YARN日志如下: 23/01/18 05:13:37 INFO resourcemanager.ClientRMService: Allocated new applicationId: 449050 23/01/18 05:13:38 INFO rmapp.RMAppImpl: Storing application with id application_xxx 23/01/18 05:13:38 INFO rmapp.RMAppImpl: application_xxx State change from NEW to NEW_SAVING on event = START ... ... 23/01/18 05:13:44 INFO rmapp.RMAppImpl: Updating application application_xxx with final state: KILLED 23/01/18 05:13:44 INFO rmapp.RMAppImpl: application_xxx State change from NEW_SAVING to FINAL_SAVING on event = KILL 23/01/18 05:13:44 INFO rmapp.RMAppImpl: application_xxx State change from FINAL_SAVING to FINISHING on event = APP_UPDATE_SAVED
日志没有异常信息,日志打印的原因仍然是收到kill event,和hiveserver2是一致的。经询问系统A本身没有kill功能,那为啥会提示kill,真是用户主动kill的?不敢随意质问用户,会不会超时了,超时会有timeout之类的日志吧,会不会某情况下触发了YARN内部机制然后kill了,先看看YARN源码吧,看看kill event的可能来源。直接搜索关键词"State change from",状态机变更一般都会在一个地方实现,不会搜出很多处
找到变量定义STATE_CHANGE_MESSAGE,查找引用,找到打印日志的地方
根据日志是收到了kill event,查看kill event的定义 public enum RMAppEventType { // Source: ClientRMService START, RECOVER, KILL, // Source: Scheduler and RMAppManager APP_REJECTED,
查找所有引用kill的地方,发现2处调用(可能不全,未完整分析),一是来源RMAppKillByClientEvent,另外一个AbstractYarnScheduler
RMAppKillByClientEvent来源ClientRMService,根据其类注释可知是给YARN客户端调用 /** * The client interface to the Resource Manager. This module handles all the rpc * interfaces to the resource manager from the client. */ public class ClientRMService extends AbstractService implements
从日志打印来看,和搜索到的日志是匹配的,是用户主动kill了?

练习题目 1:
请原样引述清单中从含有“news-item: Watch-night service”的那一行到含有“advert-signature: G. H.”的那一行，首尾两行都包括在内。
练习题目 2:
请接着这篇排查YARN应用被kill原因的网页节选的末尾继续往下写。

待处理数据:
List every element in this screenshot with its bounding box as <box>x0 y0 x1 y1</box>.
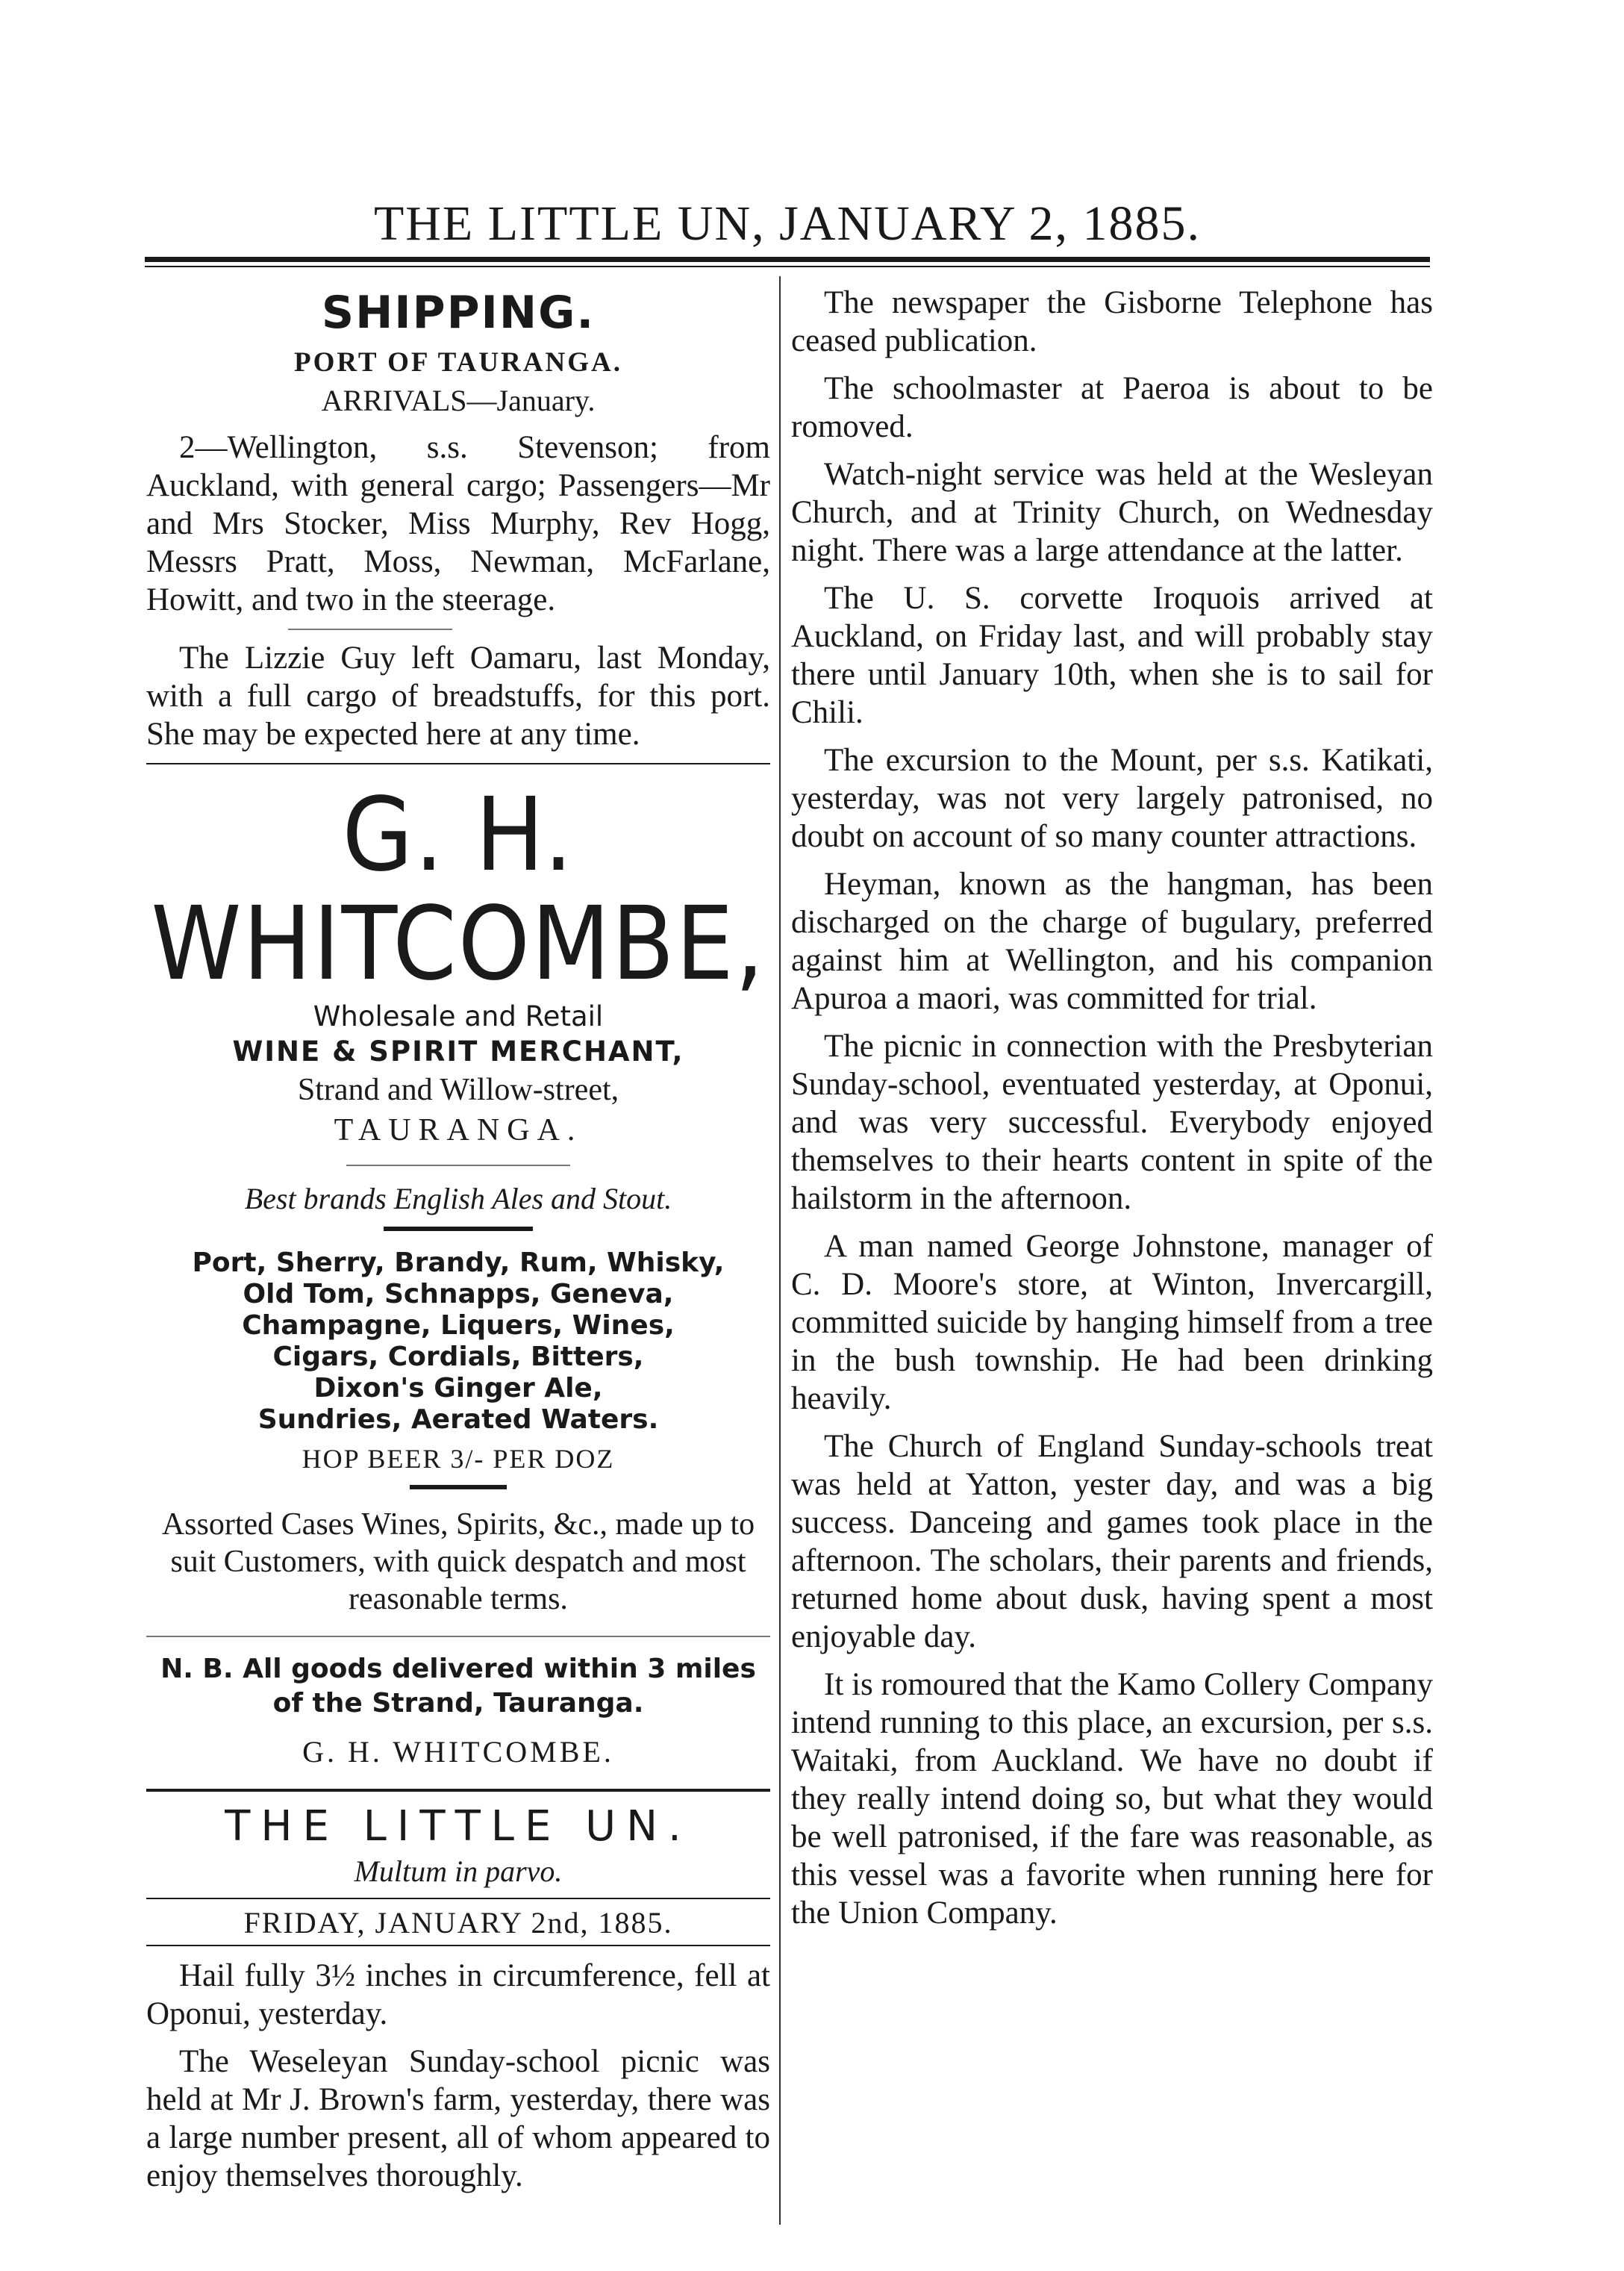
news-item: Watch-night service was held at the Wesleyan Church, and at Trinity Church, on Wednesday night. There was a large attendance at the latter. <box>791 457 1433 568</box>
news-item: The U. S. corvette Iroquois arrived at Auckland, on Friday last, and will probably stay there until January 10th, when she is to sail for Chili. <box>791 581 1433 730</box>
advert-short-rule <box>384 1227 533 1231</box>
advert-name: G. H. WHITCOMBE, <box>151 776 766 1003</box>
advert-signature: G. H. WHITCOMBE. <box>302 1735 614 1769</box>
advert-goods-line: Old Tom, Schnapps, Geneva, <box>243 1279 674 1309</box>
news-item: The newspaper the Gisborne Telephone has ceased publication. <box>791 285 1433 358</box>
port-heading: PORT OF TAURANGA. <box>294 347 622 378</box>
advert-rule <box>146 1636 770 1637</box>
dateline-rule-bottom <box>146 1945 770 1946</box>
column-divider <box>779 276 781 2225</box>
advert-merchant: WINE & SPIRIT MERCHANT, <box>232 1035 684 1068</box>
paper-dateline: FRIDAY, JANUARY 2nd, 1885. <box>243 1906 673 1940</box>
short-rule <box>288 629 452 630</box>
paper-title: THE LITTLE UN. <box>225 1802 692 1851</box>
advert-goods-line: Cigars, Cordials, Bitters, <box>272 1342 644 1372</box>
section-rule <box>146 1789 770 1792</box>
advert-goods-list <box>146 1247 770 1436</box>
advert-sub: Wholesale and Retail <box>313 1000 604 1032</box>
news-item: Heyman, known as the hangman, has been discharged on the charge of bugulary, preferred against him at Wellington, and his companion Apuroa a maori, was committed for trial. <box>791 867 1433 1016</box>
advert-ornament-rule <box>346 1165 570 1166</box>
shipping-heading: SHIPPING. <box>321 287 596 339</box>
advert-brands: Best brands English Ales and Stout. <box>244 1182 672 1215</box>
advert-short-rule <box>410 1485 507 1489</box>
news-item: The picnic in connection with the Presbyterian Sunday-school, eventuated yesterday, at Oponui, and was very successful. Everybody enjoyed themselves to their hearts content in spite of the hailstorm in the afternoon. <box>791 1029 1433 1216</box>
news-item: A man named George Johnstone, manager of C. D. Moore's store, at Winton, Invercargill, committed suicide by hanging himself from a tree in the bush township. He had been drinking heavily. <box>791 1229 1433 1416</box>
advert-nb: N. B. All goods delivered within 3 miles of the Strand, Tauranga. <box>160 1654 756 1719</box>
advert-hop-beer: HOP BEER 3/- PER DOZ <box>302 1444 615 1474</box>
advert-address: Strand and Willow-street, <box>297 1073 619 1107</box>
paper-motto: Multum in parvo. <box>354 1854 563 1888</box>
section-rule <box>146 763 770 764</box>
advert-goods-line: Sundries, Aerated Waters. <box>257 1404 659 1435</box>
shipping-arrival-item: 2—Wellington, s.s. Stevenson; from Auckland, with general cargo; Passengers—Mr and Mrs Stocker, Miss Murphy, Rev Hogg, Messrs Pratt, Moss, Newman, McFarlane, Howitt, and two in the steerage. <box>146 430 770 617</box>
shipping-news-item: The Lizzie Guy left Oamaru, last Monday, with a full cargo of breadstuffs, for this port. She may be expected here at any time. <box>146 641 770 752</box>
right-column <box>791 284 1433 1942</box>
arrivals-heading: ARRIVALS—January. <box>321 384 596 417</box>
masthead-rule-thick <box>145 257 1430 262</box>
left-column <box>146 284 770 2205</box>
advert-town: TAURANGA. <box>334 1113 583 1147</box>
advert-goods-line: Port, Sherry, Brandy, Rum, Whisky, <box>192 1247 725 1278</box>
news-item: The excursion to the Mount, per s.s. Katikati, yesterday, was not very largely patronised, no doubt on account of so many counter attractions. <box>791 743 1433 854</box>
news-item: The schoolmaster at Paeroa is about to be romoved. <box>791 371 1433 444</box>
news-item: The Church of England Sunday-schools treat was held at Yatton, yester day, and was a big success. Danceing and games took place in the afternoon. The scholars, their parents and friends, returned home about dusk, having spent a most enjoyable day. <box>791 1429 1433 1654</box>
news-item: The Weseleyan Sunday-school picnic was held at Mr J. Brown's farm, yesterday, there was a large number present, all of whom appeared to enjoy themselves thoroughly. <box>146 2044 770 2193</box>
masthead-rule-thin <box>145 266 1430 267</box>
news-item: Hail fully 3½ inches in circumference, fell at Oponui, yesterday. <box>146 1958 770 2031</box>
advert-goods-line: Champagne, Liquers, Wines, <box>242 1310 675 1341</box>
masthead: THE LITTLE UN, JANUARY 2, 1885. <box>373 196 1202 251</box>
advert-goods-line: Dixon's Ginger Ale, <box>313 1373 603 1404</box>
advert-assorted: Assorted Cases Wines, Spirits, &c., made up to suit Customers, with quick despatch and most reasonable terms. <box>161 1507 755 1616</box>
news-item: It is romoured that the Kamo Collery Company intend running to this place, an excursion, per s.s. Waitaki, from Auckland. We have no doubt if they really intend doing so, but what they would be well patronised, if the fare was reasonable, as this vessel was a favorite when running here for the Union Company. <box>791 1667 1433 1931</box>
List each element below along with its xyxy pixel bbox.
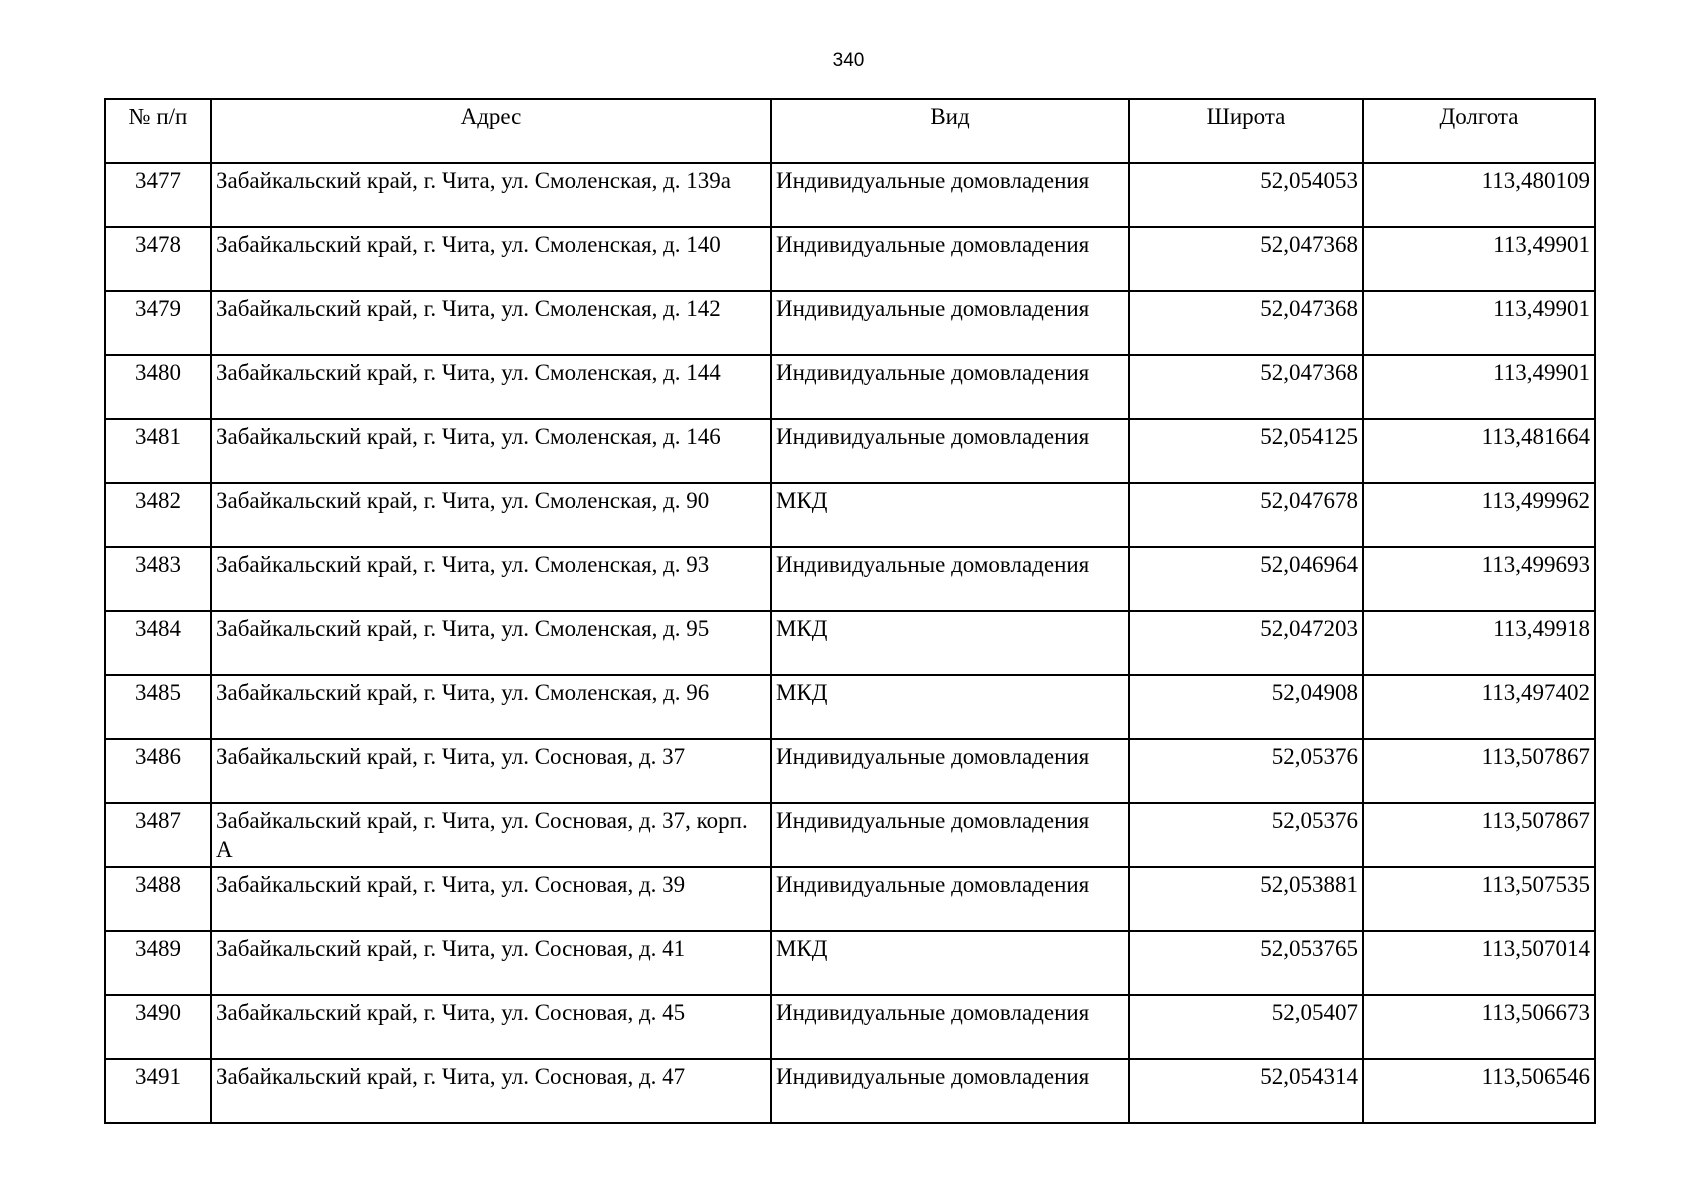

参考答案 1:
news-item: Watch-night service was held at the Wesleyan Church, and at Trinity Church, on Wednesday night. There was a large attendance at the latter. <box>791 457 1433 568</box>
news-item: The U. S. corvette Iroquois arrived at Auckland, on Friday last, and will probably stay there until January 10th, when she is to sail for Chili. <box>791 581 1433 730</box>
advert-short-rule <box>384 1227 533 1231</box>
advert-name: G. H. WHITCOMBE, <box>151 776 766 1003</box>
advert-signature: G. H. WHITCOMBE. <box>302 1735 614 1769</box>

参考答案 2:
看看另外一处kill场景AbstractYarnScheduler:
如果来源是AbstractYarnScheduler,日志会有diagnostic信息,且该方法是kill整个queue的作业,从日志来看不是kill不是来源于此,还是用户或某程序主动概率大。
第二天用户告之,作业经常卡在NEW_SAVING状态,然后写了个shell用于kill NEW_SAVING状态的作业,这都可以…这么暴力…原因找打了。